### WHAT TO DO
Output the records. Match them exactly.

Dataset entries
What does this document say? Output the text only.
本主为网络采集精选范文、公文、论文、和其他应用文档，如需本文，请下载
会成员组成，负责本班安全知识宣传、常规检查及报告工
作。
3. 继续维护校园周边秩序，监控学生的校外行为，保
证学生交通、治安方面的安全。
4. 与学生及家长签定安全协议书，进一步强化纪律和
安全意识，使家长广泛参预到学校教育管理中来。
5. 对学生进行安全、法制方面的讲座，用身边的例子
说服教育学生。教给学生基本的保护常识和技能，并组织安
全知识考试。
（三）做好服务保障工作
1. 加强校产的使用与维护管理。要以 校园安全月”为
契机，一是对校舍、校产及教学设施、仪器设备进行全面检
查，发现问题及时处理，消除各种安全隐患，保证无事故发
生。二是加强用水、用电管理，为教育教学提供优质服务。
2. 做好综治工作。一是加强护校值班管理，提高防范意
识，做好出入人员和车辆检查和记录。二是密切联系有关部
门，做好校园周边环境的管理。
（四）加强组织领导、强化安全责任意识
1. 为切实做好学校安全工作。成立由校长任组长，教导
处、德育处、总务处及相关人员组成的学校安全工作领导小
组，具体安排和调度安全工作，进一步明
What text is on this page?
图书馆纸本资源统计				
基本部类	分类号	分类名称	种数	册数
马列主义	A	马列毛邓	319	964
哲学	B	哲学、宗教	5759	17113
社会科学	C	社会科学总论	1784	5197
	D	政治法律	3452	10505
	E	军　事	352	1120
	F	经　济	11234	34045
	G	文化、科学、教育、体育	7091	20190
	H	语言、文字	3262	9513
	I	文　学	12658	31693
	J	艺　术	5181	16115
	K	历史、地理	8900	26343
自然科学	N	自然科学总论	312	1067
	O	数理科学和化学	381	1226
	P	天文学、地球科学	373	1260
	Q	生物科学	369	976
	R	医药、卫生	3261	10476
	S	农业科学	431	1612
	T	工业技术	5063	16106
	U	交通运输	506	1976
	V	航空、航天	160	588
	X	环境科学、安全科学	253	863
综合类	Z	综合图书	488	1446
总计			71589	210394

### FINISHED EXERCISE
What does this document say? Output the text only.
本主为网络采集精选范文、公文、论文、和其他应用文档，如需本文，请下载
会成员组成，负责本班安全知识宣传、常规检查及报告工
作。
3. 继续维护校园周边秩序，监控学生的校外行为，保
证学生交通、治安方面的安全。
4. 与学生及家长签定安全协议书，进一步强化纪律和
安全意识，使家长广泛参预到学校教育管理中来。
5. 对学生进行安全、法制方面的讲座，用身边的例子
说服教育学生。教给学生基本的保护常识和技能，并组织安
全知识考试。
（三）做好服务保障工作
1. 加强校产的使用与维护管理。要以 校园安全月”为
契机，一是对校舍、校产及教学设施、仪器设备进行全面检
查，发现问题及时处理，消除各种安全隐患，保证无事故发
生。二是加强用水、用电管理，为教育教学提供优质服务。
2. 做好综治工作。一是加强护校值班管理，提高防范意
识，做好出入人员和车辆检查和记录。二是密切联系有关部
门，做好校园周边环境的管理。
（四）加强组织领导、强化安全责任意识
1. 为切实做好学校安全工作。成立由校长任组长，教导
处、德育处、总务处及相关人员组成的学校安全工作领导小
组，具体安排和调度安全工作，进一步明
What text is on this page?
图书馆纸本资源统计				
基本部类	分类号	分类名称	种数	册数
马列主义	A	马列毛邓	319	964
哲学	B	哲学、宗教	5759	17113
社会科学	C	社会科学总论	1784	5197
	D	政治法律	3452	10505
	E	军　事	352	1120
	F	经　济	11234	34045
	G	文化、科学、教育、体育	7091	20190
	H	语言、文字	3262	9513
	I	文　学	12658	31693
	J	艺　术	5181	16115
	K	历史、地理	8900	26343
自然科学	N	自然科学总论	312	1067
	O	数理科学和化学	381	1226
	P	天文学、地球科学	373	1260
	Q	生物科学	369	976
	R	医药、卫生	3261	10476
	S	农业科学	431	1612
	T	工业技术	5063	16106
	U	交通运输	506	1976
	V	航空、航天	160	588
	X	环境科学、安全科学	253	863
综合类	Z	综合图书	488	1446
总计			71589	210394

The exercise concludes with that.